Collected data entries
####################

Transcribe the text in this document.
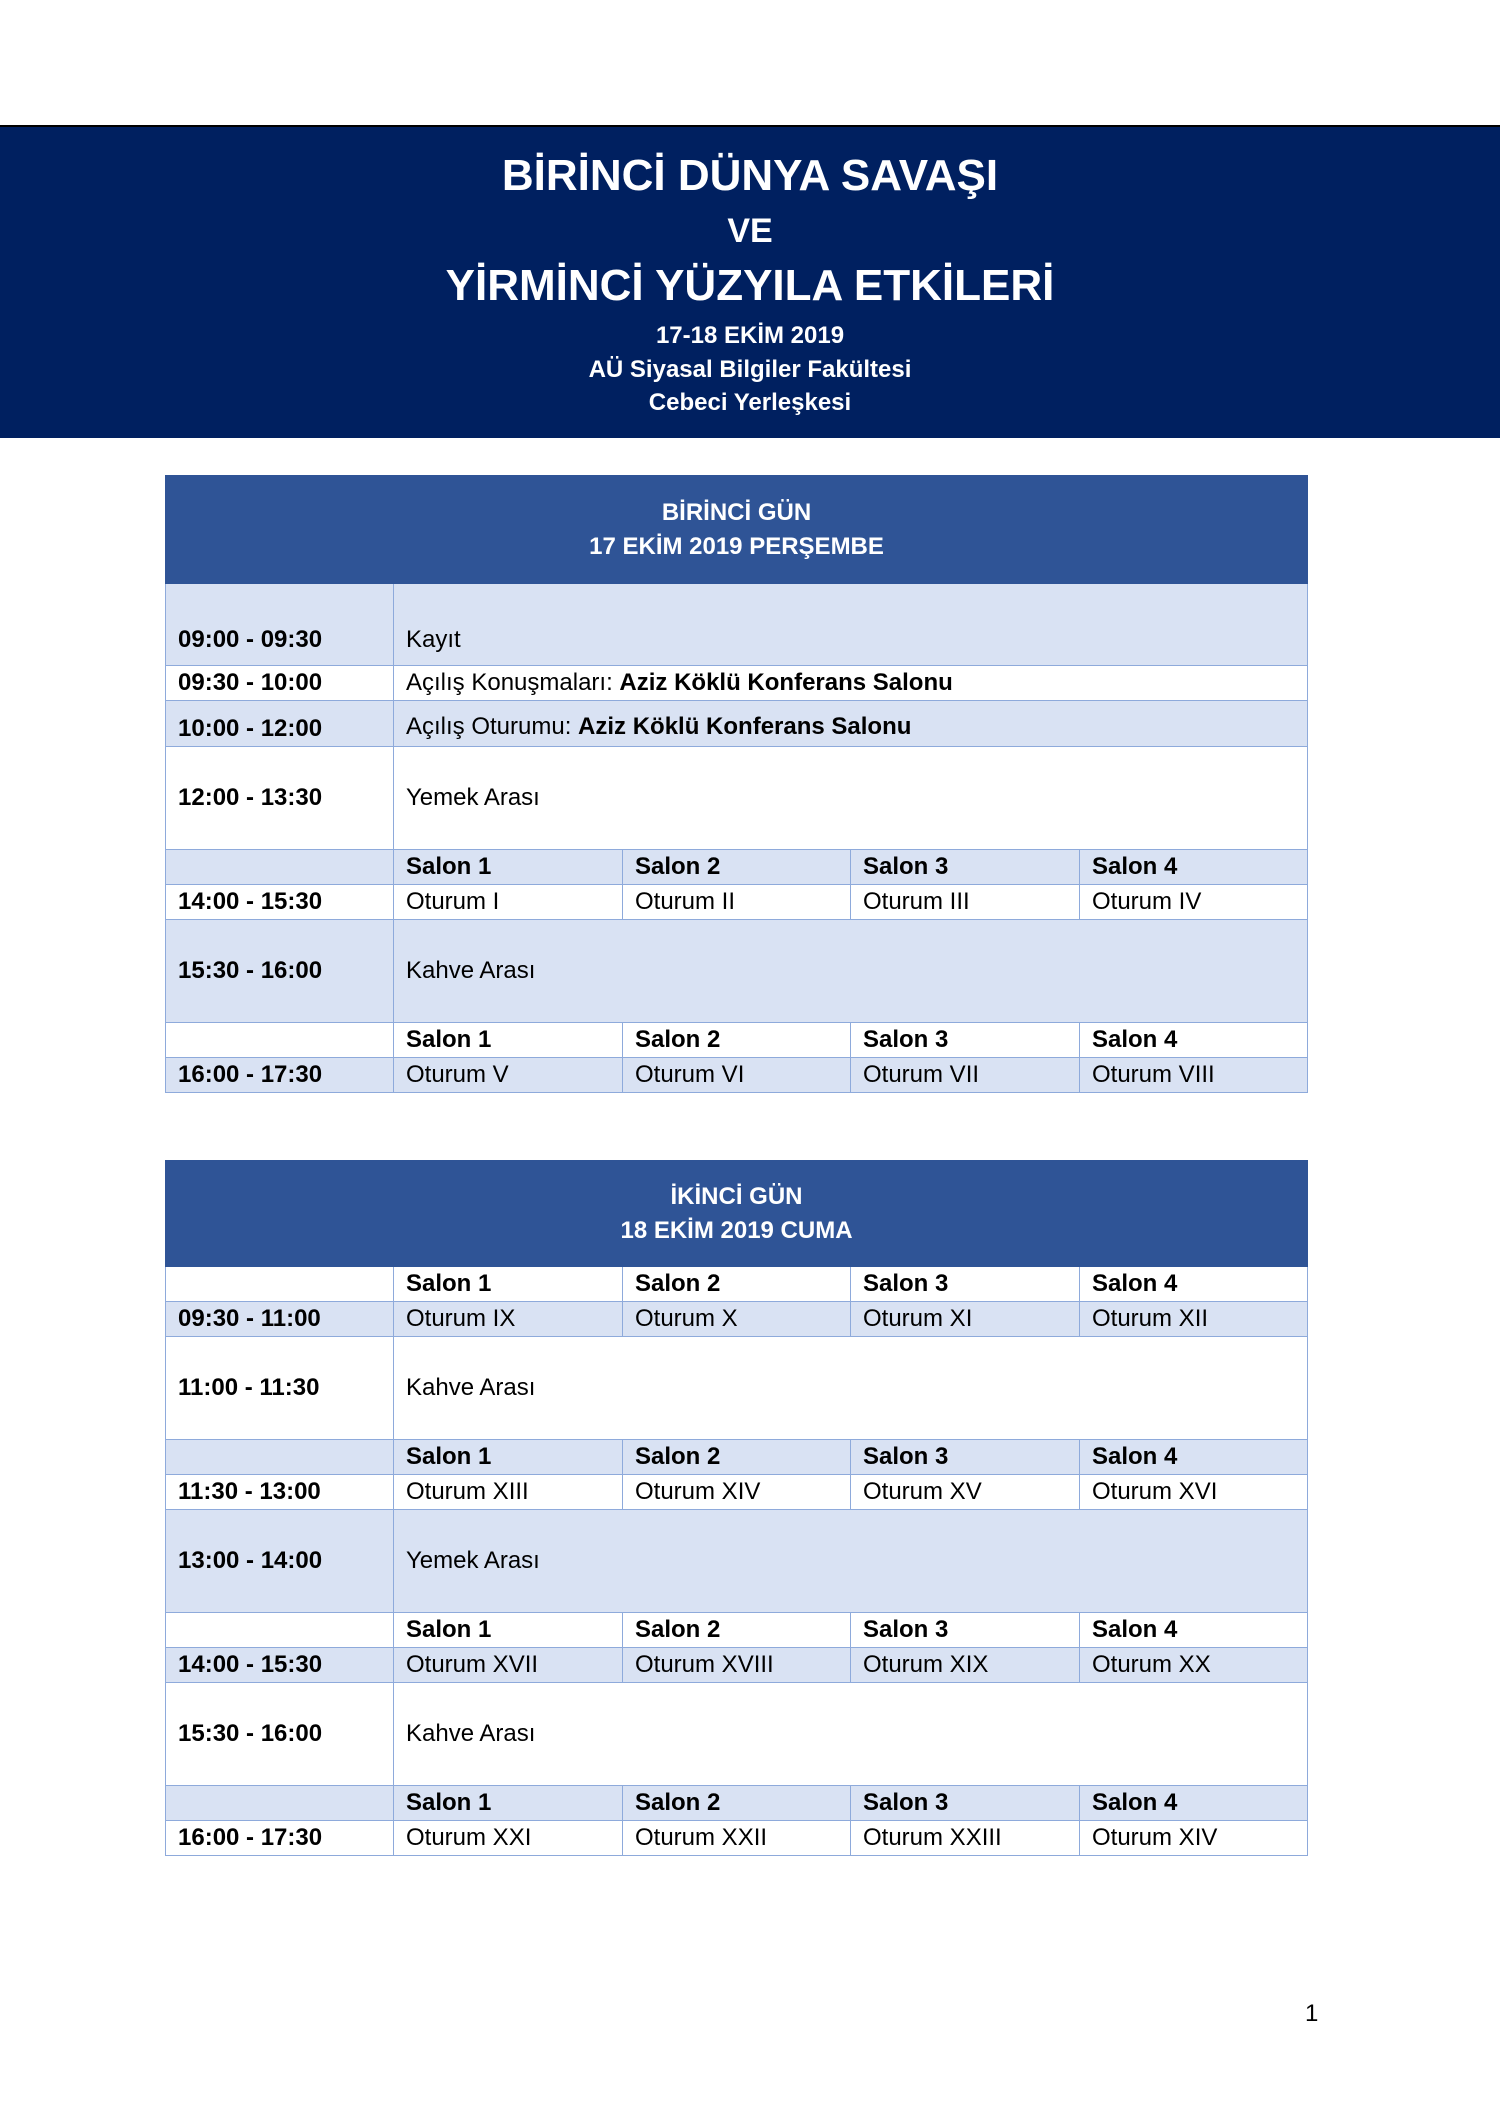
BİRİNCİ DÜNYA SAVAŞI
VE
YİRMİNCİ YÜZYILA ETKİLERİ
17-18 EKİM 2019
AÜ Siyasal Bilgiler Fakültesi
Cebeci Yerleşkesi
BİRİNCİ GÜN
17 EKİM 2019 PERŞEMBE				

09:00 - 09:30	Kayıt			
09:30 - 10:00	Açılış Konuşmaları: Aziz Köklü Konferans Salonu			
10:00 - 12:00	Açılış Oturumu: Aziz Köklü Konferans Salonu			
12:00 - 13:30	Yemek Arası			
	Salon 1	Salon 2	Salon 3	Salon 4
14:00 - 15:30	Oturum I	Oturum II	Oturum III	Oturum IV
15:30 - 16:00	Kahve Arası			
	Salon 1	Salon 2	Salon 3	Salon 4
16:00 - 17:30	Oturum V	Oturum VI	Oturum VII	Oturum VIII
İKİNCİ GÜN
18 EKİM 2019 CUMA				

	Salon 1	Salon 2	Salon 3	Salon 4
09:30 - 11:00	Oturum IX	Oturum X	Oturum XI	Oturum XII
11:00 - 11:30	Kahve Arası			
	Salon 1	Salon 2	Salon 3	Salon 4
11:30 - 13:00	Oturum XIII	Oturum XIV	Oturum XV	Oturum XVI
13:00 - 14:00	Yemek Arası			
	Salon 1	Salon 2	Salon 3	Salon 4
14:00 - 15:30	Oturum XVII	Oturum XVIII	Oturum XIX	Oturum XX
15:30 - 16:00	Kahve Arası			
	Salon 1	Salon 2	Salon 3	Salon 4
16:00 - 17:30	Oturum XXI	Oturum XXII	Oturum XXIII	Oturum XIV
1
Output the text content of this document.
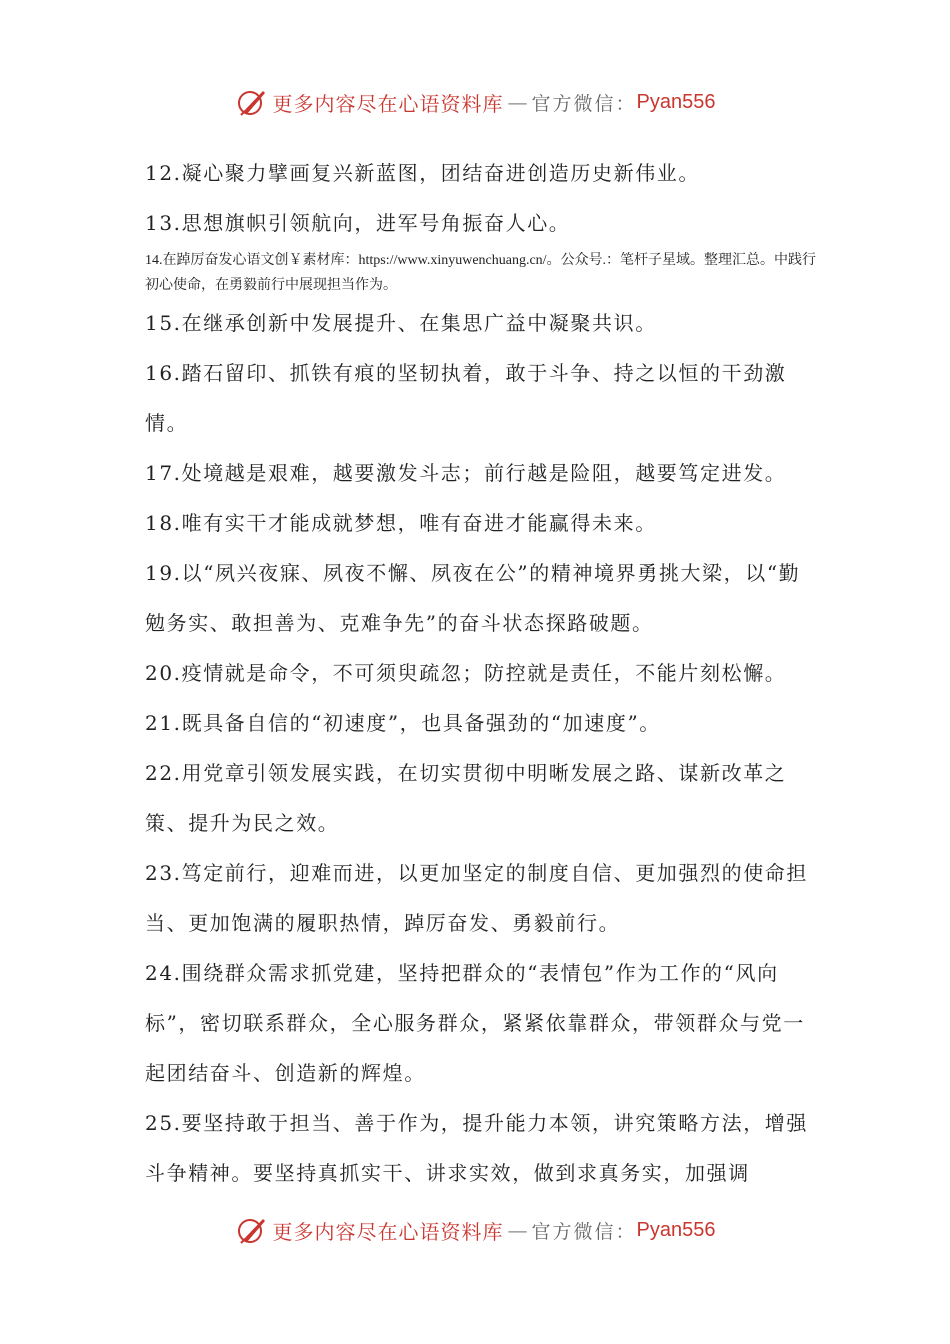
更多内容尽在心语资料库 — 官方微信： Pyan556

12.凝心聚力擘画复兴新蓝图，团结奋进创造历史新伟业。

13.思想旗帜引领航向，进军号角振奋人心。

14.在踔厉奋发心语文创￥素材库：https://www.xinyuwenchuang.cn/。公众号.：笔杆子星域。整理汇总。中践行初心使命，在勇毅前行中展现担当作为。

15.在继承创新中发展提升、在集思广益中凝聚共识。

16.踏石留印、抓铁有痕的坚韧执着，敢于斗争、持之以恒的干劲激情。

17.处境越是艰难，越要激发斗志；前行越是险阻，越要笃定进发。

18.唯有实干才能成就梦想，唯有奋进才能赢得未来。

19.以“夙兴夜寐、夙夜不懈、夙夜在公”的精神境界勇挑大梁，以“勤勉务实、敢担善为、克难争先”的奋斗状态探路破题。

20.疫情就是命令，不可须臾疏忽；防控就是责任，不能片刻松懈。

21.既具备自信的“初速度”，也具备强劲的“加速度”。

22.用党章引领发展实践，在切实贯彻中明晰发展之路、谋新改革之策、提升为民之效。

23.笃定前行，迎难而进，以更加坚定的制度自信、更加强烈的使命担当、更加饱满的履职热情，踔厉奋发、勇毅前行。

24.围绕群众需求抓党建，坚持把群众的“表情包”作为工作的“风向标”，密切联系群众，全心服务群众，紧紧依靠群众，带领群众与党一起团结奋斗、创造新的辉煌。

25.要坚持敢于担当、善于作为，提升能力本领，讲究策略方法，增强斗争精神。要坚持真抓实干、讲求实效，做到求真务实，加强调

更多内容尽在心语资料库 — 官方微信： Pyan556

####################

Only the lines from the line bearing "Output the text content of this document." to the end of the listing above, both inclusive, should be extracted verbatim; the pictures are excluded.

Output the text content of this document.
更多内容尽在心语资料库 — 官方微信： Pyan556

12.凝心聚力擘画复兴新蓝图，团结奋进创造历史新伟业。

13.思想旗帜引领航向，进军号角振奋人心。

14.在踔厉奋发心语文创￥素材库：https://www.xinyuwenchuang.cn/。公众号.：笔杆子星域。整理汇总。中践行初心使命，在勇毅前行中展现担当作为。

15.在继承创新中发展提升、在集思广益中凝聚共识。

16.踏石留印、抓铁有痕的坚韧执着，敢于斗争、持之以恒的干劲激情。

17.处境越是艰难，越要激发斗志；前行越是险阻，越要笃定进发。

18.唯有实干才能成就梦想，唯有奋进才能赢得未来。

19.以“夙兴夜寐、夙夜不懈、夙夜在公”的精神境界勇挑大梁，以“勤勉务实、敢担善为、克难争先”的奋斗状态探路破题。

20.疫情就是命令，不可须臾疏忽；防控就是责任，不能片刻松懈。

21.既具备自信的“初速度”，也具备强劲的“加速度”。

22.用党章引领发展实践，在切实贯彻中明晰发展之路、谋新改革之策、提升为民之效。

23.笃定前行，迎难而进，以更加坚定的制度自信、更加强烈的使命担当、更加饱满的履职热情，踔厉奋发、勇毅前行。

24.围绕群众需求抓党建，坚持把群众的“表情包”作为工作的“风向标”，密切联系群众，全心服务群众，紧紧依靠群众，带领群众与党一起团结奋斗、创造新的辉煌。

25.要坚持敢于担当、善于作为，提升能力本领，讲究策略方法，增强斗争精神。要坚持真抓实干、讲求实效，做到求真务实，加强调

更多内容尽在心语资料库 — 官方微信： Pyan556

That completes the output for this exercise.